• **PROBLEM TO SOLVE**:
Check each line for the word "with" and report how many have it. Give nothing else.

• **SUPPLIED INFORMATION**:

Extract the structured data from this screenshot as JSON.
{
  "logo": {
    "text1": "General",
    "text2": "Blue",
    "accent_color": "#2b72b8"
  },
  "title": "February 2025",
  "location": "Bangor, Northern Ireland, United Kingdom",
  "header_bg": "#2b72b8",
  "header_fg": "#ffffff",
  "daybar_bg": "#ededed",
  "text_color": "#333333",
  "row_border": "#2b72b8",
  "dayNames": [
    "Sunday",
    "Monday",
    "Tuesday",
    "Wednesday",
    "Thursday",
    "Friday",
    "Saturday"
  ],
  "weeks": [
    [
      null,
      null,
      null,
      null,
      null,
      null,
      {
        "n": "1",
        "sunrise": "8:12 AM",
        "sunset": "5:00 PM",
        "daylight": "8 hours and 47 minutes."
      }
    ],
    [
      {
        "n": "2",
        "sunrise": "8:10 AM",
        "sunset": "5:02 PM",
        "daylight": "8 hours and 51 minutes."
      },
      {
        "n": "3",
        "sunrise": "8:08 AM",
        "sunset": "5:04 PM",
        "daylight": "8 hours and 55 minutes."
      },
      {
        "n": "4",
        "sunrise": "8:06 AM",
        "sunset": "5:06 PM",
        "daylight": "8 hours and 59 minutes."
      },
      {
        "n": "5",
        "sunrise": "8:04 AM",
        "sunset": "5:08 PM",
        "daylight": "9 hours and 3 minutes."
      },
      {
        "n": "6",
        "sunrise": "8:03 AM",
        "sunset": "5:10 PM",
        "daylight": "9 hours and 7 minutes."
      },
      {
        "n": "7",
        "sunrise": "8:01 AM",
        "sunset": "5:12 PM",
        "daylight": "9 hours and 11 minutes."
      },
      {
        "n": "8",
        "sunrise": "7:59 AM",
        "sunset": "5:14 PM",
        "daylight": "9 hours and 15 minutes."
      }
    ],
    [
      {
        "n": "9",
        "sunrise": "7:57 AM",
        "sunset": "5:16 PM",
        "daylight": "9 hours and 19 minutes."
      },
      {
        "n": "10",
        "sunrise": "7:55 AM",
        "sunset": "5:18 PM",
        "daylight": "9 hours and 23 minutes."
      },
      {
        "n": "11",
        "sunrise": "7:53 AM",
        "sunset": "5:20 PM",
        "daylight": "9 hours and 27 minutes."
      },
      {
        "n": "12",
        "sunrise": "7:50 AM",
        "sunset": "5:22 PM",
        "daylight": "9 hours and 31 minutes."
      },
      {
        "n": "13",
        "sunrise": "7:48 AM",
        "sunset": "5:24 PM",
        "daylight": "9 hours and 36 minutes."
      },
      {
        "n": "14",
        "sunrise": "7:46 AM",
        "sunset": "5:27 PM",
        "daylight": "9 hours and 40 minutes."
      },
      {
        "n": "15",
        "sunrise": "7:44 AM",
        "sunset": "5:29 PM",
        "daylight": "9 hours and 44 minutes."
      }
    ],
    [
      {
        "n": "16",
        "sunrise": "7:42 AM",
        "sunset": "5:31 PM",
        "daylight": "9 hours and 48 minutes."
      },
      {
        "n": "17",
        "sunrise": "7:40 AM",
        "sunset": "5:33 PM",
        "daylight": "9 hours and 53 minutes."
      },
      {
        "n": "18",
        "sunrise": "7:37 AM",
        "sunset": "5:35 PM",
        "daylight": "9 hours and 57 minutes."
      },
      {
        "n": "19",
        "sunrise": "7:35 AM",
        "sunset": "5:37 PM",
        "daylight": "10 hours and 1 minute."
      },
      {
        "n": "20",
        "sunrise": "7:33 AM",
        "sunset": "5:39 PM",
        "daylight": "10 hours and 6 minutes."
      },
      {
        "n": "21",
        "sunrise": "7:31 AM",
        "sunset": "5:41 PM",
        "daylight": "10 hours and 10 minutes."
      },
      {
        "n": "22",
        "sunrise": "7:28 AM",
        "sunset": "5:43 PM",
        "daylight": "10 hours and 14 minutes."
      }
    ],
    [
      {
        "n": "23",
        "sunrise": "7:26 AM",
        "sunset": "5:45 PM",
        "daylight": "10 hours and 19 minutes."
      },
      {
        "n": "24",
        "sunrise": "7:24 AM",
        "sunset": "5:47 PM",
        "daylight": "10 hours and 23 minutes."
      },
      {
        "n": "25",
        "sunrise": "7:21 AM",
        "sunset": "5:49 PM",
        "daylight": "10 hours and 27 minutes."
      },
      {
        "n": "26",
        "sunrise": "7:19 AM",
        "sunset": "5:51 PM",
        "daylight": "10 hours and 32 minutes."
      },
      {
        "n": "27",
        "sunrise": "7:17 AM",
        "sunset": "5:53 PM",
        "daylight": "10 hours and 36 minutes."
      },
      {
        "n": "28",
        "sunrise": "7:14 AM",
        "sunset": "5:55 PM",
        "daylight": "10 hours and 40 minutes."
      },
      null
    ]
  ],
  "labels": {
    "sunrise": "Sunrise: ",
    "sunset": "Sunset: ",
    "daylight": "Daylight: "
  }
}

...

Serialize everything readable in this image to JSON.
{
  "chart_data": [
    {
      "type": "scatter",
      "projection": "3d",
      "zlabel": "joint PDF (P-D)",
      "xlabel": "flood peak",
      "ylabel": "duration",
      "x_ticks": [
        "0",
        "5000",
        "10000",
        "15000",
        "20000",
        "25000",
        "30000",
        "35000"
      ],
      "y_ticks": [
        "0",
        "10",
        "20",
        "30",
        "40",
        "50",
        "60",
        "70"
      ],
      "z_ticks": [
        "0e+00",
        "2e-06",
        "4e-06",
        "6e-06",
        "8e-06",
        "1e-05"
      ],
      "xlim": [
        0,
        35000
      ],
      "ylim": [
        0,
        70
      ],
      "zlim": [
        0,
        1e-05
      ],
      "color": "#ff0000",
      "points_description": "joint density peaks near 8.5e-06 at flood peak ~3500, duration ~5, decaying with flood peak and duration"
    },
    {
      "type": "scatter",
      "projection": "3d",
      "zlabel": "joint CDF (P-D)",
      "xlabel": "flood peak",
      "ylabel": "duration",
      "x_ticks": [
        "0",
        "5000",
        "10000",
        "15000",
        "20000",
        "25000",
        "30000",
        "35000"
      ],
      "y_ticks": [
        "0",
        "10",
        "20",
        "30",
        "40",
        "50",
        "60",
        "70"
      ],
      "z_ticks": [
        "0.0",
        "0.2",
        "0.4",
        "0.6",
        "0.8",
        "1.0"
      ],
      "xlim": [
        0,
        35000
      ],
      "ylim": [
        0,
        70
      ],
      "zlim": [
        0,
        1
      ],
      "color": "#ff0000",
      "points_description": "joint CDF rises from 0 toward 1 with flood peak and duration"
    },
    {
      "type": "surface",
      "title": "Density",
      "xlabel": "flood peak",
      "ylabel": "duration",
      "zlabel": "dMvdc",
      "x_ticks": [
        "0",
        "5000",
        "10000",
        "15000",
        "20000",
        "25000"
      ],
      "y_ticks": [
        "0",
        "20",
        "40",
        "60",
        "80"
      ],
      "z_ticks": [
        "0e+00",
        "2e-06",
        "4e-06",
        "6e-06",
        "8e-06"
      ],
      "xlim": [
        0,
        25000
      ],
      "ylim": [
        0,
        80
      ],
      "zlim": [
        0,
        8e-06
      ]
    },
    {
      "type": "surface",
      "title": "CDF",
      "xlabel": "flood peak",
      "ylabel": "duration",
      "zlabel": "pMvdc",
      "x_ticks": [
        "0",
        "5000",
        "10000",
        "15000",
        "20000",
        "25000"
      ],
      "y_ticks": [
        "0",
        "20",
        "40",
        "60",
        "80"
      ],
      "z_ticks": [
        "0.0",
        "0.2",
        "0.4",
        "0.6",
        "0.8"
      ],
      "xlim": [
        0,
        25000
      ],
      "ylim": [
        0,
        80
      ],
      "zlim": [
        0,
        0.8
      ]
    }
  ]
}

• **SOLUTION TO THE EXERCISE**:
2